start
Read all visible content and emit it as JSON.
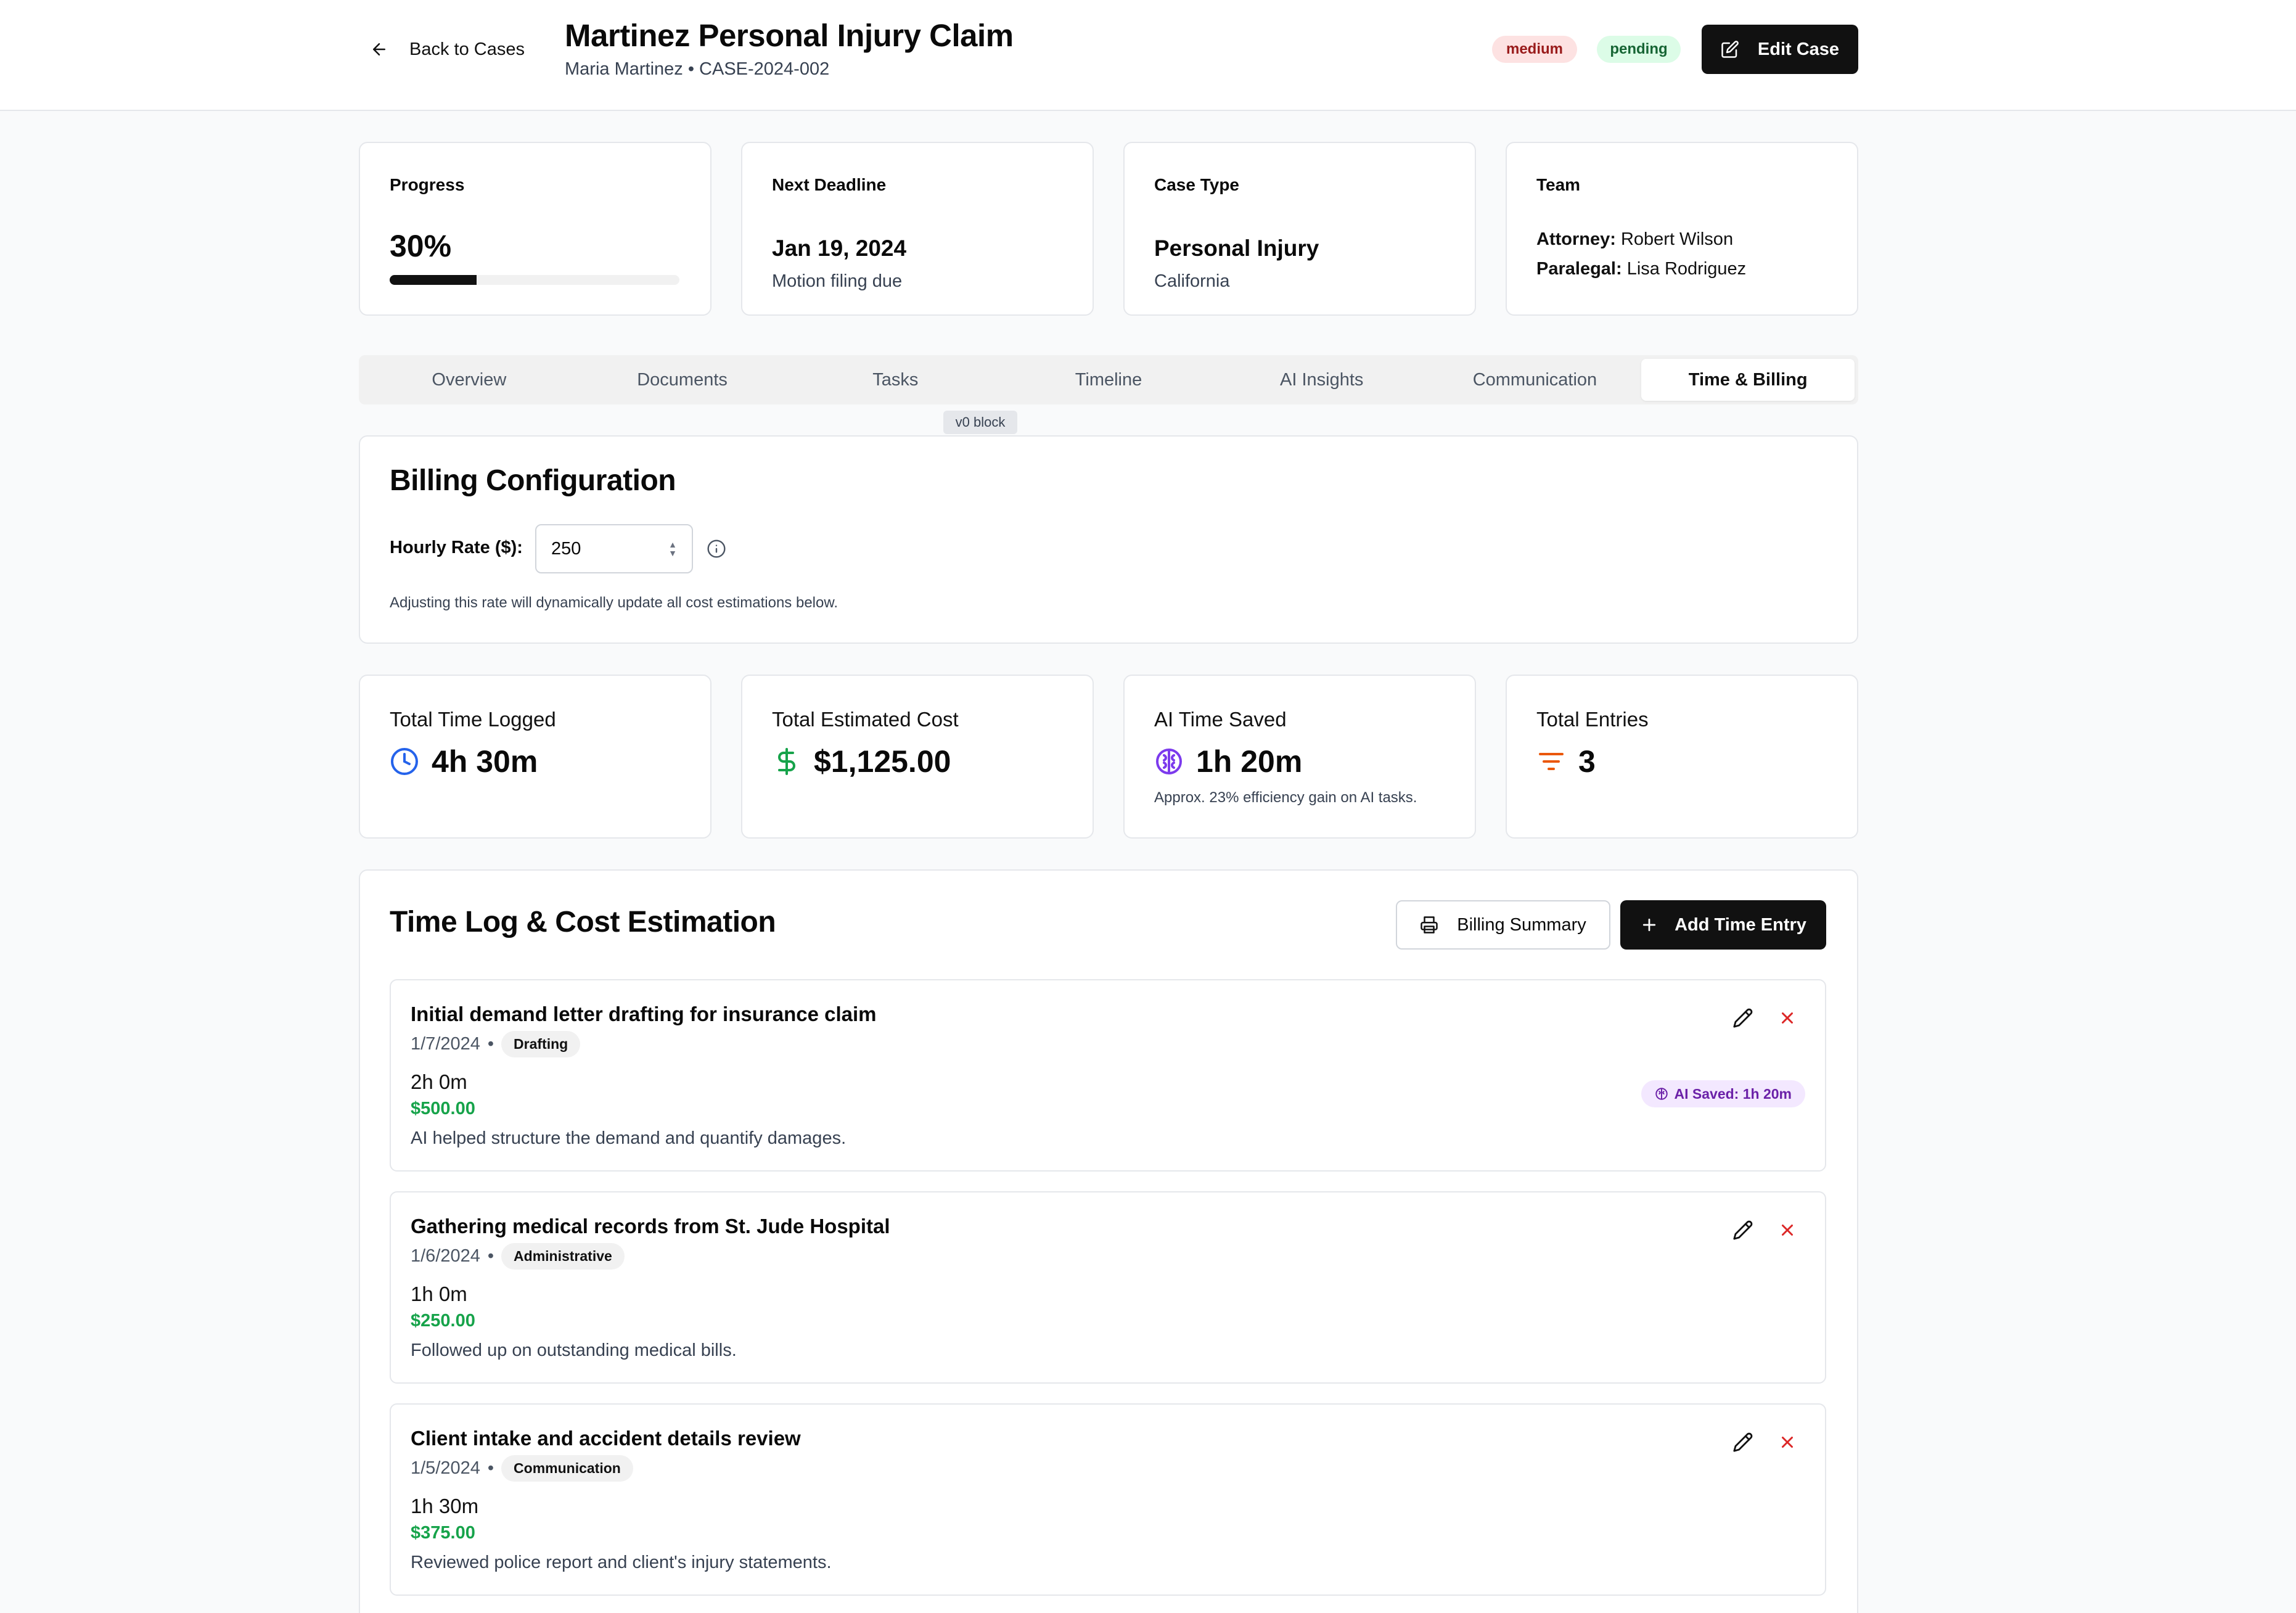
{
  "header": {
    "back_label": "Back to Cases",
    "title": "Martinez Personal Injury Claim",
    "subtitle": "Maria Martinez • CASE-2024-002",
    "priority_badge": "medium",
    "status_badge": "pending",
    "edit_label": "Edit Case"
  },
  "summary": {
    "progress": {
      "label": "Progress",
      "value": "30%",
      "fraction": 0.3
    },
    "deadline": {
      "label": "Next Deadline",
      "date": "Jan 19, 2024",
      "note": "Motion filing due"
    },
    "case_type": {
      "label": "Case Type",
      "type": "Personal Injury",
      "jurisdiction": "California"
    },
    "team": {
      "label": "Team",
      "attorney_label": "Attorney:",
      "attorney": "Robert Wilson",
      "paralegal_label": "Paralegal:",
      "paralegal": "Lisa Rodriguez"
    }
  },
  "tabs": [
    {
      "label": "Overview"
    },
    {
      "label": "Documents"
    },
    {
      "label": "Tasks"
    },
    {
      "label": "Timeline"
    },
    {
      "label": "AI Insights"
    },
    {
      "label": "Communication"
    },
    {
      "label": "Time & Billing",
      "active": true
    }
  ],
  "v0_block_label": "v0 block",
  "billing": {
    "title": "Billing Configuration",
    "rate_label": "Hourly Rate ($):",
    "rate_value": "250",
    "note": "Adjusting this rate will dynamically update all cost estimations below."
  },
  "metrics": {
    "time_logged": {
      "label": "Total Time Logged",
      "value": "4h 30m",
      "icon": "clock-icon",
      "color": "#2563eb"
    },
    "estimated_cost": {
      "label": "Total Estimated Cost",
      "value": "$1,125.00",
      "icon": "dollar-icon",
      "color": "#16a34a"
    },
    "ai_saved": {
      "label": "AI Time Saved",
      "value": "1h 20m",
      "note": "Approx. 23% efficiency gain on AI tasks.",
      "icon": "brain-icon",
      "color": "#7c3aed"
    },
    "entries": {
      "label": "Total Entries",
      "value": "3",
      "icon": "filter-icon",
      "color": "#ea580c"
    }
  },
  "time_log": {
    "title": "Time Log & Cost Estimation",
    "billing_summary_label": "Billing Summary",
    "add_entry_label": "Add Time Entry",
    "entries": [
      {
        "title": "Initial demand letter drafting for insurance claim",
        "date": "1/7/2024",
        "category": "Drafting",
        "duration": "2h 0m",
        "cost": "$500.00",
        "description": "AI helped structure the demand and quantify damages.",
        "ai_saved": "AI Saved: 1h 20m"
      },
      {
        "title": "Gathering medical records from St. Jude Hospital",
        "date": "1/6/2024",
        "category": "Administrative",
        "duration": "1h 0m",
        "cost": "$250.00",
        "description": "Followed up on outstanding medical bills."
      },
      {
        "title": "Client intake and accident details review",
        "date": "1/5/2024",
        "category": "Communication",
        "duration": "1h 30m",
        "cost": "$375.00",
        "description": "Reviewed police report and client's injury statements."
      }
    ]
  }
}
end
**TO DO**
Output each line exactly; omit every picture.

**EXERCISE SOLUTION**
Read all visible content and emit it as JSON.
{
  "header": {
    "back_label": "Back to Cases",
    "title": "Martinez Personal Injury Claim",
    "subtitle": "Maria Martinez • CASE-2024-002",
    "priority_badge": "medium",
    "status_badge": "pending",
    "edit_label": "Edit Case"
  },
  "summary": {
    "progress": {
      "label": "Progress",
      "value": "30%",
      "fraction": 0.3
    },
    "deadline": {
      "label": "Next Deadline",
      "date": "Jan 19, 2024",
      "note": "Motion filing due"
    },
    "case_type": {
      "label": "Case Type",
      "type": "Personal Injury",
      "jurisdiction": "California"
    },
    "team": {
      "label": "Team",
      "attorney_label": "Attorney:",
      "attorney": "Robert Wilson",
      "paralegal_label": "Paralegal:",
      "paralegal": "Lisa Rodriguez"
    }
  },
  "tabs": [
    {
      "label": "Overview"
    },
    {
      "label": "Documents"
    },
    {
      "label": "Tasks"
    },
    {
      "label": "Timeline"
    },
    {
      "label": "AI Insights"
    },
    {
      "label": "Communication"
    },
    {
      "label": "Time & Billing",
      "active": true
    }
  ],
  "v0_block_label": "v0 block",
  "billing": {
    "title": "Billing Configuration",
    "rate_label": "Hourly Rate ($):",
    "rate_value": "250",
    "note": "Adjusting this rate will dynamically update all cost estimations below."
  },
  "metrics": {
    "time_logged": {
      "label": "Total Time Logged",
      "value": "4h 30m",
      "icon": "clock-icon",
      "color": "#2563eb"
    },
    "estimated_cost": {
      "label": "Total Estimated Cost",
      "value": "$1,125.00",
      "icon": "dollar-icon",
      "color": "#16a34a"
    },
    "ai_saved": {
      "label": "AI Time Saved",
      "value": "1h 20m",
      "note": "Approx. 23% efficiency gain on AI tasks.",
      "icon": "brain-icon",
      "color": "#7c3aed"
    },
    "entries": {
      "label": "Total Entries",
      "value": "3",
      "icon": "filter-icon",
      "color": "#ea580c"
    }
  },
  "time_log": {
    "title": "Time Log & Cost Estimation",
    "billing_summary_label": "Billing Summary",
    "add_entry_label": "Add Time Entry",
    "entries": [
      {
        "title": "Initial demand letter drafting for insurance claim",
        "date": "1/7/2024",
        "category": "Drafting",
        "duration": "2h 0m",
        "cost": "$500.00",
        "description": "AI helped structure the demand and quantify damages.",
        "ai_saved": "AI Saved: 1h 20m"
      },
      {
        "title": "Gathering medical records from St. Jude Hospital",
        "date": "1/6/2024",
        "category": "Administrative",
        "duration": "1h 0m",
        "cost": "$250.00",
        "description": "Followed up on outstanding medical bills."
      },
      {
        "title": "Client intake and accident details review",
        "date": "1/5/2024",
        "category": "Communication",
        "duration": "1h 30m",
        "cost": "$375.00",
        "description": "Reviewed police report and client's injury statements."
      }
    ]
  }
}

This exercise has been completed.